**Aim of the task**
The listing below is to be output in its exact form.

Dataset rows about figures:
....................
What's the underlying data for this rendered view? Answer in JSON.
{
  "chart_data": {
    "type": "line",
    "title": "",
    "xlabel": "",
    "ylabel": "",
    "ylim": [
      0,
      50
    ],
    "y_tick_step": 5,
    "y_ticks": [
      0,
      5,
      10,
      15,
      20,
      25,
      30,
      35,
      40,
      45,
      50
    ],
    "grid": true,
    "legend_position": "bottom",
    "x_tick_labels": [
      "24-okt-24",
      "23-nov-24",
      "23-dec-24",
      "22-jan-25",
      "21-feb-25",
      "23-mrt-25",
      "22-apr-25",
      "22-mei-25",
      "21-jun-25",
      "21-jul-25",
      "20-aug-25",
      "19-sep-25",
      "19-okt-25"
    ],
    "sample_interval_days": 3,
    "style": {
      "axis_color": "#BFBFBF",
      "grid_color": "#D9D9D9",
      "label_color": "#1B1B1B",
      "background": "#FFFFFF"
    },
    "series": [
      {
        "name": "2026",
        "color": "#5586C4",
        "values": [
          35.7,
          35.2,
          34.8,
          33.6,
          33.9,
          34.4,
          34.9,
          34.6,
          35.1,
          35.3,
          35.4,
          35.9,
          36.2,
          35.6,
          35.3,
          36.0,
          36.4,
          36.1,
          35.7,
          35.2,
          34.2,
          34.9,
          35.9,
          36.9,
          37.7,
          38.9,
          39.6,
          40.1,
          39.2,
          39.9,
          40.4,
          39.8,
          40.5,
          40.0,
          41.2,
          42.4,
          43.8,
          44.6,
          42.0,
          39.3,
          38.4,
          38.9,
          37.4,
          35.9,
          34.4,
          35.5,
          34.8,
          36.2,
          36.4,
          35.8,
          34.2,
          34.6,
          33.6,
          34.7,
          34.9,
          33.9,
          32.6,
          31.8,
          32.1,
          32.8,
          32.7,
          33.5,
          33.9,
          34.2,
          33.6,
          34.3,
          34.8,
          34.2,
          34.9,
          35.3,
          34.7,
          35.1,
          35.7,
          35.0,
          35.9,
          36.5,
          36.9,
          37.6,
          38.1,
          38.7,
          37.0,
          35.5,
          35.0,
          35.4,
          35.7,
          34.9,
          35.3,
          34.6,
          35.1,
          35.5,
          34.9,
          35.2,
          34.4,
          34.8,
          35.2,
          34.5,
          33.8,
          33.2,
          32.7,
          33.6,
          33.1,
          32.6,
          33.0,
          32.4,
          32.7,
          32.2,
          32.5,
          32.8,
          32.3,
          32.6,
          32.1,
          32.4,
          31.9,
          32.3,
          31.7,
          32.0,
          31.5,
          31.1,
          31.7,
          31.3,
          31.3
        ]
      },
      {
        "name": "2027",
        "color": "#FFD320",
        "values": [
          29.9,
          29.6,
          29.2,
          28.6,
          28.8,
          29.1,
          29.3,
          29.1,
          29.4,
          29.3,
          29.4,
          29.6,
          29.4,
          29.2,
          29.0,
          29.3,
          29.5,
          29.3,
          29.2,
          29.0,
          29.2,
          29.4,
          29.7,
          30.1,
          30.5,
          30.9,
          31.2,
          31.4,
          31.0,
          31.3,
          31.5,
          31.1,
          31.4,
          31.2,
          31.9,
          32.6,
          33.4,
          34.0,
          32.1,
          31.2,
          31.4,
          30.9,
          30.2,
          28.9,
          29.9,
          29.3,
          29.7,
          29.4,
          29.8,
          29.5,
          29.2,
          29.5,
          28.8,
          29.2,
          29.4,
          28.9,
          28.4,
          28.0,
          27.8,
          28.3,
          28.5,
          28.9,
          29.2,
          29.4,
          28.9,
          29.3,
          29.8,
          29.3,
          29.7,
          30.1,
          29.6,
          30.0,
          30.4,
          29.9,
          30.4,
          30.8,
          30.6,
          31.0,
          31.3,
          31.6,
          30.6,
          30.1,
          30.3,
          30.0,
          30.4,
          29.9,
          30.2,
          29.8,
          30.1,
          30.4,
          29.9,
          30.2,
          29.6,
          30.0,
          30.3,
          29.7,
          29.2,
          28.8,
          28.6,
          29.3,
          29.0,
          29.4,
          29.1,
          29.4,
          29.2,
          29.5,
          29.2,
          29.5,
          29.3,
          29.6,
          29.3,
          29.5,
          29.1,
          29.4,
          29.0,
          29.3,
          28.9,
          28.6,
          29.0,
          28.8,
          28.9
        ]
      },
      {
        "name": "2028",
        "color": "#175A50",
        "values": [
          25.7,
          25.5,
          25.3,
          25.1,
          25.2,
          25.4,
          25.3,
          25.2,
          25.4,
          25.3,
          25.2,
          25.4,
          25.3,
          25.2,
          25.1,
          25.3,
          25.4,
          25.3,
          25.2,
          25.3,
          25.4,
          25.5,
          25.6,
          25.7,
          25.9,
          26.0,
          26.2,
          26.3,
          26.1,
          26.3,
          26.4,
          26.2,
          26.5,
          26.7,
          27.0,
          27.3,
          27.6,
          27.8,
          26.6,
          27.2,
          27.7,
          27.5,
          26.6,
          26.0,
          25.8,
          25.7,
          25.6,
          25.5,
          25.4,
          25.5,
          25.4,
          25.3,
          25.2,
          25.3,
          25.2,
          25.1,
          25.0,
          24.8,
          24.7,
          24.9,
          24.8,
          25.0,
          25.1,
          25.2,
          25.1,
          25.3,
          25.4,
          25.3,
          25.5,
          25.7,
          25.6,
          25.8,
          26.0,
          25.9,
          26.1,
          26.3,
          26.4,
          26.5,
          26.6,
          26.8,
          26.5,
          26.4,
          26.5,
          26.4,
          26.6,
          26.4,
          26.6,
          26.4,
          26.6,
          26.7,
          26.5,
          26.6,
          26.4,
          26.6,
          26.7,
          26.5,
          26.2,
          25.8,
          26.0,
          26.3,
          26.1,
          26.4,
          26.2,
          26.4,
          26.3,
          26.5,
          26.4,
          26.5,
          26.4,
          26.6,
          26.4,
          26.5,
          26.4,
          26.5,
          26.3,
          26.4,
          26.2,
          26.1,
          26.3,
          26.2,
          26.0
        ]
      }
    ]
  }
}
....................
**Task output**
What's the underlying data for this rendered view? Answer in JSON.
{
  "chart_data": {
    "type": "line",
    "title": "",
    "xlabel": "",
    "ylabel": "",
    "ylim": [
      0,
      50
    ],
    "y_tick_step": 5,
    "y_ticks": [
      0,
      5,
      10,
      15,
      20,
      25,
      30,
      35,
      40,
      45,
      50
    ],
    "grid": true,
    "legend_position": "bottom",
    "x_tick_labels": [
      "24-okt-24",
      "23-nov-24",
      "23-dec-24",
      "22-jan-25",
      "21-feb-25",
      "23-mrt-25",
      "22-apr-25",
      "22-mei-25",
      "21-jun-25",
      "21-jul-25",
      "20-aug-25",
      "19-sep-25",
      "19-okt-25"
    ],
    "sample_interval_days": 3,
    "style": {
      "axis_color": "#BFBFBF",
      "grid_color": "#D9D9D9",
      "label_color": "#1B1B1B",
      "background": "#FFFFFF"
    },
    "series": [
      {
        "name": "2026",
        "color": "#5586C4",
        "values": [
          35.7,
          35.2,
          34.8,
          33.6,
          33.9,
          34.4,
          34.9,
          34.6,
          35.1,
          35.3,
          35.4,
          35.9,
          36.2,
          35.6,
          35.3,
          36.0,
          36.4,
          36.1,
          35.7,
          35.2,
          34.2,
          34.9,
          35.9,
          36.9,
          37.7,
          38.9,
          39.6,
          40.1,
          39.2,
          39.9,
          40.4,
          39.8,
          40.5,
          40.0,
          41.2,
          42.4,
          43.8,
          44.6,
          42.0,
          39.3,
          38.4,
          38.9,
          37.4,
          35.9,
          34.4,
          35.5,
          34.8,
          36.2,
          36.4,
          35.8,
          34.2,
          34.6,
          33.6,
          34.7,
          34.9,
          33.9,
          32.6,
          31.8,
          32.1,
          32.8,
          32.7,
          33.5,
          33.9,
          34.2,
          33.6,
          34.3,
          34.8,
          34.2,
          34.9,
          35.3,
          34.7,
          35.1,
          35.7,
          35.0,
          35.9,
          36.5,
          36.9,
          37.6,
          38.1,
          38.7,
          37.0,
          35.5,
          35.0,
          35.4,
          35.7,
          34.9,
          35.3,
          34.6,
          35.1,
          35.5,
          34.9,
          35.2,
          34.4,
          34.8,
          35.2,
          34.5,
          33.8,
          33.2,
          32.7,
          33.6,
          33.1,
          32.6,
          33.0,
          32.4,
          32.7,
          32.2,
          32.5,
          32.8,
          32.3,
          32.6,
          32.1,
          32.4,
          31.9,
          32.3,
          31.7,
          32.0,
          31.5,
          31.1,
          31.7,
          31.3,
          31.3
        ]
      },
      {
        "name": "2027",
        "color": "#FFD320",
        "values": [
          29.9,
          29.6,
          29.2,
          28.6,
          28.8,
          29.1,
          29.3,
          29.1,
          29.4,
          29.3,
          29.4,
          29.6,
          29.4,
          29.2,
          29.0,
          29.3,
          29.5,
          29.3,
          29.2,
          29.0,
          29.2,
          29.4,
          29.7,
          30.1,
          30.5,
          30.9,
          31.2,
          31.4,
          31.0,
          31.3,
          31.5,
          31.1,
          31.4,
          31.2,
          31.9,
          32.6,
          33.4,
          34.0,
          32.1,
          31.2,
          31.4,
          30.9,
          30.2,
          28.9,
          29.9,
          29.3,
          29.7,
          29.4,
          29.8,
          29.5,
          29.2,
          29.5,
          28.8,
          29.2,
          29.4,
          28.9,
          28.4,
          28.0,
          27.8,
          28.3,
          28.5,
          28.9,
          29.2,
          29.4,
          28.9,
          29.3,
          29.8,
          29.3,
          29.7,
          30.1,
          29.6,
          30.0,
          30.4,
          29.9,
          30.4,
          30.8,
          30.6,
          31.0,
          31.3,
          31.6,
          30.6,
          30.1,
          30.3,
          30.0,
          30.4,
          29.9,
          30.2,
          29.8,
          30.1,
          30.4,
          29.9,
          30.2,
          29.6,
          30.0,
          30.3,
          29.7,
          29.2,
          28.8,
          28.6,
          29.3,
          29.0,
          29.4,
          29.1,
          29.4,
          29.2,
          29.5,
          29.2,
          29.5,
          29.3,
          29.6,
          29.3,
          29.5,
          29.1,
          29.4,
          29.0,
          29.3,
          28.9,
          28.6,
          29.0,
          28.8,
          28.9
        ]
      },
      {
        "name": "2028",
        "color": "#175A50",
        "values": [
          25.7,
          25.5,
          25.3,
          25.1,
          25.2,
          25.4,
          25.3,
          25.2,
          25.4,
          25.3,
          25.2,
          25.4,
          25.3,
          25.2,
          25.1,
          25.3,
          25.4,
          25.3,
          25.2,
          25.3,
          25.4,
          25.5,
          25.6,
          25.7,
          25.9,
          26.0,
          26.2,
          26.3,
          26.1,
          26.3,
          26.4,
          26.2,
          26.5,
          26.7,
          27.0,
          27.3,
          27.6,
          27.8,
          26.6,
          27.2,
          27.7,
          27.5,
          26.6,
          26.0,
          25.8,
          25.7,
          25.6,
          25.5,
          25.4,
          25.5,
          25.4,
          25.3,
          25.2,
          25.3,
          25.2,
          25.1,
          25.0,
          24.8,
          24.7,
          24.9,
          24.8,
          25.0,
          25.1,
          25.2,
          25.1,
          25.3,
          25.4,
          25.3,
          25.5,
          25.7,
          25.6,
          25.8,
          26.0,
          25.9,
          26.1,
          26.3,
          26.4,
          26.5,
          26.6,
          26.8,
          26.5,
          26.4,
          26.5,
          26.4,
          26.6,
          26.4,
          26.6,
          26.4,
          26.6,
          26.7,
          26.5,
          26.6,
          26.4,
          26.6,
          26.7,
          26.5,
          26.2,
          25.8,
          26.0,
          26.3,
          26.1,
          26.4,
          26.2,
          26.4,
          26.3,
          26.5,
          26.4,
          26.5,
          26.4,
          26.6,
          26.4,
          26.5,
          26.4,
          26.5,
          26.3,
          26.4,
          26.2,
          26.1,
          26.3,
          26.2,
          26.0
        ]
      }
    ]
  }
}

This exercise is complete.